## EXERCISE AIM
Please print every record below exactly as it appears.

^^^^

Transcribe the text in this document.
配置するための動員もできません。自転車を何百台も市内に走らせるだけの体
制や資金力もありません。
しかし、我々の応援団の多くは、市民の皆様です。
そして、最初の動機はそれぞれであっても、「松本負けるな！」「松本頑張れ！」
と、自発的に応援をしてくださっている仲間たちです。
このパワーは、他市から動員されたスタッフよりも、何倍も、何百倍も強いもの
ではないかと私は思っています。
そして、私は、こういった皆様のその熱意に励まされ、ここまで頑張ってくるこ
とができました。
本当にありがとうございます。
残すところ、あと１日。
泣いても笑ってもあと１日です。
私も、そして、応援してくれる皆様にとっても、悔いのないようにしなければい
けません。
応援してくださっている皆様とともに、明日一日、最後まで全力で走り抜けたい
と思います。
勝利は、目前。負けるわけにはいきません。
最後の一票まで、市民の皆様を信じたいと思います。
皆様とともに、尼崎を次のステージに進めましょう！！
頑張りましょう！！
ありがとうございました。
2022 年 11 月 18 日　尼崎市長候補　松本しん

^^^^

## ANSWER FOR THIS EXERCISE
Transcribe the text in this document.
配置するための動員もできません。自転車を何百台も市内に走らせるだけの体
制や資金力もありません。
しかし、我々の応援団の多くは、市民の皆様です。
そして、最初の動機はそれぞれであっても、「松本負けるな！」「松本頑張れ！」
と、自発的に応援をしてくださっている仲間たちです。
このパワーは、他市から動員されたスタッフよりも、何倍も、何百倍も強いもの
ではないかと私は思っています。
そして、私は、こういった皆様のその熱意に励まされ、ここまで頑張ってくるこ
とができました。
本当にありがとうございます。
残すところ、あと１日。
泣いても笑ってもあと１日です。
私も、そして、応援してくれる皆様にとっても、悔いのないようにしなければい
けません。
応援してくださっている皆様とともに、明日一日、最後まで全力で走り抜けたい
と思います。
勝利は、目前。負けるわけにはいきません。
最後の一票まで、市民の皆様を信じたいと思います。
皆様とともに、尼崎を次のステージに進めましょう！！
頑張りましょう！！
ありがとうございました。
2022 年 11 月 18 日　尼崎市長候補　松本しん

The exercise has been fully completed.